Higher ed board grants DSU tuition changeDue to past tuition waivers, some Dickinson State University students from out of state will see a “slight” increase in tuition, despite the rate being lowered, which will create efficiencies for the next school year.
Due to past tuition waivers, some Dickinson State University students from out of state will see a “slight” increase in tuition, despite the rate being lowered, which will create efficiencies for the next school year.
The State Board of Higher Education unanimously approved a request from DSU to lower its tuition rate for a group of non-resident students from $12,076 to $6,786 during a teleconference Friday morning.
Nearly all students affected traditionally received full or partial tuition waivers including waivers for Global Awareness and Cultural Diversity. The change would eliminate many tuition waivers, thereby increasing the amount students pay, said DSU President D.C. Coston.
It puts those affected at a rate of 150 percent of the $4,524 charged to North Dakota students. That’s compared to an average of about 125 percent they currently pay.
Changing the rate creates a more efficient system, since “significant” resources are expended on paperwork for waivers, Coston said.
A recent performance audit by the State Auditor’s Office, which found inconsistencies at DSU, recommended similar action.
Coston encouraged immediate action on the proposal “because this decision affects everything we do regarding financial aid and the way we structure things regardless of where students come from.”
“I can tell you it’s getting quite late in the season to recruit and so forth,” he said. “We’ve missed out on a number of students and we also, quite frankly, have missed out on a number of athletes that could have potentially been important to this institution. So we’re needing to move forward.”
Those affected include all international students except Canadians with special agreements. American students from states where other tuition agreements are not established will also be affected.
Returning students who fall into the category affected will be grandfathered in, and will continue to have waivers for the next year, to which at least one board member voiced opposition.

— What you will do —
A) Retype the news article on the Dickinson State University tuition change between "Coston encouraged immediate" and "also be affected.", inclusive.
B) Answer these questions using the news article on the Dickinson State University tuition change.
(i) What was the tuition rate for the affected non-resident students before the change, and what is it after?
(ii) How much tuition is charged to North Dakota students?
(iii) Which international students are excluded from the change?
C) Supply what follows the final sentence of the news article on the Dickinson State University tuition change.

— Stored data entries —
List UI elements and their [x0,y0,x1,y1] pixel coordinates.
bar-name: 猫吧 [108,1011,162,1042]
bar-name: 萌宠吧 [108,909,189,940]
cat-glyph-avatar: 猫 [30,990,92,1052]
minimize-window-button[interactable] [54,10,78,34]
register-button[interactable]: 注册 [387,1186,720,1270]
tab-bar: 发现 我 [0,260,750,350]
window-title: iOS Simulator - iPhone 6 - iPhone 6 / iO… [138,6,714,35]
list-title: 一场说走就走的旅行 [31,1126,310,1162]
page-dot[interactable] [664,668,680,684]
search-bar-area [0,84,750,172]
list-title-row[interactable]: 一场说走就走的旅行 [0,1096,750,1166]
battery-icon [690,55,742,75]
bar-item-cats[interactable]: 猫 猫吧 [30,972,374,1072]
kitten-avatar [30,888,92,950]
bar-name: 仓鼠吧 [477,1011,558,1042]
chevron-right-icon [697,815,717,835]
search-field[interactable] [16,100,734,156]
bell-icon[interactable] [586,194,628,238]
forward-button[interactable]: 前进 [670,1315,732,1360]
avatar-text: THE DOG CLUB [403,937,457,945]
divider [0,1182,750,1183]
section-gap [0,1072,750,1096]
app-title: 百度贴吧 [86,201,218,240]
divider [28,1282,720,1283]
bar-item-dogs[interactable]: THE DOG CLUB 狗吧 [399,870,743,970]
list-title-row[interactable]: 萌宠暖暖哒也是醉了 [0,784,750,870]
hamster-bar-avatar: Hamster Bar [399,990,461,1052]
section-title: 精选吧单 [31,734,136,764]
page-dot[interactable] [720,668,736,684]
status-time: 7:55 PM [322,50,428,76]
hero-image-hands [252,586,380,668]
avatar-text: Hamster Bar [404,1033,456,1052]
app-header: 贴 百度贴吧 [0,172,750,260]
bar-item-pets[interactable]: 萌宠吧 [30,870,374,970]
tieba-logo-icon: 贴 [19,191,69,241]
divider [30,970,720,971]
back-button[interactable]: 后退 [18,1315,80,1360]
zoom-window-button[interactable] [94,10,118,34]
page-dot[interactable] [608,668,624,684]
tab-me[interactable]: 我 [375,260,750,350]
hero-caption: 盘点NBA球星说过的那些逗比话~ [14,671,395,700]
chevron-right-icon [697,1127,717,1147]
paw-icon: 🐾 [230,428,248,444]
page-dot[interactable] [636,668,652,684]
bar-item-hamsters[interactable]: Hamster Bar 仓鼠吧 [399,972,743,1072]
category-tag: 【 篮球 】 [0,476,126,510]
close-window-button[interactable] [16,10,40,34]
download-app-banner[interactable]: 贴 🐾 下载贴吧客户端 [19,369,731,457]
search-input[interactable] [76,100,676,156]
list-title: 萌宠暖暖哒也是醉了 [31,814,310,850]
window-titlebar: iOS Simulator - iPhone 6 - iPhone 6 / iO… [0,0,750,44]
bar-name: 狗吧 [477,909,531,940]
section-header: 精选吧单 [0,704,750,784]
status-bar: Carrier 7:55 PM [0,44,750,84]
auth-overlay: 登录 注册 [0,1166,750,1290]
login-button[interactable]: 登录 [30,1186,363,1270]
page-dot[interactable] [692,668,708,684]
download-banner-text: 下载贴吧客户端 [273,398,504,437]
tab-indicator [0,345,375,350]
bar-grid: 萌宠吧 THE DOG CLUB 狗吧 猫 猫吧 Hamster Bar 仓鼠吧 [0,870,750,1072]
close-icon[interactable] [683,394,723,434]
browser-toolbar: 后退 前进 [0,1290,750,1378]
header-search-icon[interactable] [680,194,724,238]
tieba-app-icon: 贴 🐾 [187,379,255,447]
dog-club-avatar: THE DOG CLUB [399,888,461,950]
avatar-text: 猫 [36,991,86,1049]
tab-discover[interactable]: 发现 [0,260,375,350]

— Exercise results —
A)
Coston encouraged immediate action on the proposal “because this decision affects everything we do regarding financial aid and the way we structure things regardless of where students come from.”
“I can tell you it’s getting quite late in the season to recruit and so forth,” he said. “We’ve missed out on a number of students and we also, quite frankly, have missed out on a number of athletes that could have potentially been important to this institution. So we’re needing to move forward.”
Those affected include all international students except Canadians with special agreements. American students from states where other tuition agreements are not established will also be affected.

B)
(i) Before: $12,076. After: $6,786.
(ii) $4,524.
(iii) Canadians with special agreements.

C)
“I don’t see the reason for the grandfathering,” said Duaine Espegard, SBHE vice president. “Nobody guarantees tuition from beginning year to ending year and tuitions change from time to time.”
Coston agreed but added there is implication that financial arrangements will remain similar.
“We believe that we can have conversations over the next year and in a year from now, we would have everyone at 150 (percent),” Coston said. “But right now, I’m not sure that we have enough time and energy and staff to handle almost 200 individual conversations in the next couple of weeks.”
He added students will be made aware that tuition may fluctuate further after next year.
Espegard also suggested charging 200 percent of the in-state resident tuition rate with no waivers for those who enroll in the fall or later.
“Now we’re attempting to, I guess, have our cake and eat it too or something along those lines,” said Robert Vallie, SBHE student member.
Others met Espegard’s suggestion with strong opposition.
“If that were to be the action that the board takes, as soon as word gets out, I would predict that we would have three to four offices that will have incredibly long lines of international students standing at them wondering about what’s going on,” Coston said.
He believes many would want transfer.
After much discussion, board members agreed DSU’s proposal was the best option.
The rate is effective for the fall semester.